▶ [Required work]: Can you output the records below exactly as they are written?

▶ [Data in this exercise]:
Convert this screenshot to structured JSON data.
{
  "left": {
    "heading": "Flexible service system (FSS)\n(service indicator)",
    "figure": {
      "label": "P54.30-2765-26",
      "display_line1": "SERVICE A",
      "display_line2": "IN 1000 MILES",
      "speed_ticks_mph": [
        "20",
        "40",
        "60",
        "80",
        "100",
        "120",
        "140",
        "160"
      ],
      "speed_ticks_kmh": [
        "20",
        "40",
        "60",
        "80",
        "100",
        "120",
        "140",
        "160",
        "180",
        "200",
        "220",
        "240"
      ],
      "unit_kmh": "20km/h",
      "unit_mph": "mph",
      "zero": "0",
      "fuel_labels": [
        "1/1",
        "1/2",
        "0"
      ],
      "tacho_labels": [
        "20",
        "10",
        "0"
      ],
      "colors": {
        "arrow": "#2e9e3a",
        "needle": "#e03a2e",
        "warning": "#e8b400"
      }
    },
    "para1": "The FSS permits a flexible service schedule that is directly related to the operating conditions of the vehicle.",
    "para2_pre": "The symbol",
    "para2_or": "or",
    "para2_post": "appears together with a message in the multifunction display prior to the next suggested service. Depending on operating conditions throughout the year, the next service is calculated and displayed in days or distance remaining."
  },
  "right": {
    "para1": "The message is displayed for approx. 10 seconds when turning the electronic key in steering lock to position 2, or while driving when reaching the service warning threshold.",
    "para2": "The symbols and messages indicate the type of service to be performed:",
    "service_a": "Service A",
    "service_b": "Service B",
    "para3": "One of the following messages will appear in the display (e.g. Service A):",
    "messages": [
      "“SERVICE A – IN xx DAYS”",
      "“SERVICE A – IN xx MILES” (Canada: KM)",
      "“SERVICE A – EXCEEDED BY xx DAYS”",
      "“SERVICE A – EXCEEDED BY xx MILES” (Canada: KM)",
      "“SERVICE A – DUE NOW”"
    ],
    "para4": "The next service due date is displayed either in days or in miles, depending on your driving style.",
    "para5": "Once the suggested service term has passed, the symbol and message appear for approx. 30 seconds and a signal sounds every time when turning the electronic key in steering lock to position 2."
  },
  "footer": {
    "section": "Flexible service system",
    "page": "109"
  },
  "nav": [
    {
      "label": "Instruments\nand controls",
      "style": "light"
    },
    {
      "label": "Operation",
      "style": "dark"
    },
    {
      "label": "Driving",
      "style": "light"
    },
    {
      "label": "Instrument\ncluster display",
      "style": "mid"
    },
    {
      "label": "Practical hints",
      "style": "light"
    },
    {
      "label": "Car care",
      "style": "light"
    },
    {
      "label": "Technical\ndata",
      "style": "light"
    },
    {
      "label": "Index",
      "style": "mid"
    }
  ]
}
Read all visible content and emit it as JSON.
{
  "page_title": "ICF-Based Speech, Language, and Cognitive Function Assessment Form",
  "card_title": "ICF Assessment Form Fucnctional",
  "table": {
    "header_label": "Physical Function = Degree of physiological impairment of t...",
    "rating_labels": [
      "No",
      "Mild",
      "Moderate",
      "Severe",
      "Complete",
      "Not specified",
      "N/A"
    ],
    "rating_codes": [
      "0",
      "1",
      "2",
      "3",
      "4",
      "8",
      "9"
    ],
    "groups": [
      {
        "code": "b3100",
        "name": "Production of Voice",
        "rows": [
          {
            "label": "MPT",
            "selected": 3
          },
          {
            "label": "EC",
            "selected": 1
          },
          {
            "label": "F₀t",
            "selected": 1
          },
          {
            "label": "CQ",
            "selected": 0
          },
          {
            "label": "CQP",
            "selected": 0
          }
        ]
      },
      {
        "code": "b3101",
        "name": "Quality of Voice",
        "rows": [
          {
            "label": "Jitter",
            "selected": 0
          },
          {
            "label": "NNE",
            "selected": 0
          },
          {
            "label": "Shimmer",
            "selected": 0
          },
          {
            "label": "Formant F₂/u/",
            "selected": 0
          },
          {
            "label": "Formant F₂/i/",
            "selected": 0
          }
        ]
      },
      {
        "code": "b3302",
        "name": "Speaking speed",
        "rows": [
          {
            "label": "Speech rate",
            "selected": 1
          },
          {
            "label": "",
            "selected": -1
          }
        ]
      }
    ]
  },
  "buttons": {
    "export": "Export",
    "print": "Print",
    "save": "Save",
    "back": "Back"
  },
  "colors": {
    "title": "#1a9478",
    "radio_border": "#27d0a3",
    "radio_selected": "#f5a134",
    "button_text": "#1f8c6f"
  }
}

▶ [Task answer]:
Convert this screenshot to structured JSON data.
{
  "left": {
    "heading": "Flexible service system (FSS)\n(service indicator)",
    "figure": {
      "label": "P54.30-2765-26",
      "display_line1": "SERVICE A",
      "display_line2": "IN 1000 MILES",
      "speed_ticks_mph": [
        "20",
        "40",
        "60",
        "80",
        "100",
        "120",
        "140",
        "160"
      ],
      "speed_ticks_kmh": [
        "20",
        "40",
        "60",
        "80",
        "100",
        "120",
        "140",
        "160",
        "180",
        "200",
        "220",
        "240"
      ],
      "unit_kmh": "20km/h",
      "unit_mph": "mph",
      "zero": "0",
      "fuel_labels": [
        "1/1",
        "1/2",
        "0"
      ],
      "tacho_labels": [
        "20",
        "10",
        "0"
      ],
      "colors": {
        "arrow": "#2e9e3a",
        "needle": "#e03a2e",
        "warning": "#e8b400"
      }
    },
    "para1": "The FSS permits a flexible service schedule that is directly related to the operating conditions of the vehicle.",
    "para2_pre": "The symbol",
    "para2_or": "or",
    "para2_post": "appears together with a message in the multifunction display prior to the next suggested service. Depending on operating conditions throughout the year, the next service is calculated and displayed in days or distance remaining."
  },
  "right": {
    "para1": "The message is displayed for approx. 10 seconds when turning the electronic key in steering lock to position 2, or while driving when reaching the service warning threshold.",
    "para2": "The symbols and messages indicate the type of service to be performed:",
    "service_a": "Service A",
    "service_b": "Service B",
    "para3": "One of the following messages will appear in the display (e.g. Service A):",
    "messages": [
      "“SERVICE A – IN xx DAYS”",
      "“SERVICE A – IN xx MILES” (Canada: KM)",
      "“SERVICE A – EXCEEDED BY xx DAYS”",
      "“SERVICE A – EXCEEDED BY xx MILES” (Canada: KM)",
      "“SERVICE A – DUE NOW”"
    ],
    "para4": "The next service due date is displayed either in days or in miles, depending on your driving style.",
    "para5": "Once the suggested service term has passed, the symbol and message appear for approx. 30 seconds and a signal sounds every time when turning the electronic key in steering lock to position 2."
  },
  "footer": {
    "section": "Flexible service system",
    "page": "109"
  },
  "nav": [
    {
      "label": "Instruments\nand controls",
      "style": "light"
    },
    {
      "label": "Operation",
      "style": "dark"
    },
    {
      "label": "Driving",
      "style": "light"
    },
    {
      "label": "Instrument\ncluster display",
      "style": "mid"
    },
    {
      "label": "Practical hints",
      "style": "light"
    },
    {
      "label": "Car care",
      "style": "light"
    },
    {
      "label": "Technical\ndata",
      "style": "light"
    },
    {
      "label": "Index",
      "style": "mid"
    }
  ]
}
Read all visible content and emit it as JSON.
{
  "page_title": "ICF-Based Speech, Language, and Cognitive Function Assessment Form",
  "card_title": "ICF Assessment Form Fucnctional",
  "table": {
    "header_label": "Physical Function = Degree of physiological impairment of t...",
    "rating_labels": [
      "No",
      "Mild",
      "Moderate",
      "Severe",
      "Complete",
      "Not specified",
      "N/A"
    ],
    "rating_codes": [
      "0",
      "1",
      "2",
      "3",
      "4",
      "8",
      "9"
    ],
    "groups": [
      {
        "code": "b3100",
        "name": "Production of Voice",
        "rows": [
          {
            "label": "MPT",
            "selected": 3
          },
          {
            "label": "EC",
            "selected": 1
          },
          {
            "label": "F₀t",
            "selected": 1
          },
          {
            "label": "CQ",
            "selected": 0
          },
          {
            "label": "CQP",
            "selected": 0
          }
        ]
      },
      {
        "code": "b3101",
        "name": "Quality of Voice",
        "rows": [
          {
            "label": "Jitter",
            "selected": 0
          },
          {
            "label": "NNE",
            "selected": 0
          },
          {
            "label": "Shimmer",
            "selected": 0
          },
          {
            "label": "Formant F₂/u/",
            "selected": 0
          },
          {
            "label": "Formant F₂/i/",
            "selected": 0
          }
        ]
      },
      {
        "code": "b3302",
        "name": "Speaking speed",
        "rows": [
          {
            "label": "Speech rate",
            "selected": 1
          },
          {
            "label": "",
            "selected": -1
          }
        ]
      }
    ]
  },
  "buttons": {
    "export": "Export",
    "print": "Print",
    "save": "Save",
    "back": "Back"
  },
  "colors": {
    "title": "#1a9478",
    "radio_border": "#27d0a3",
    "radio_selected": "#f5a134",
    "button_text": "#1f8c6f"
  }
}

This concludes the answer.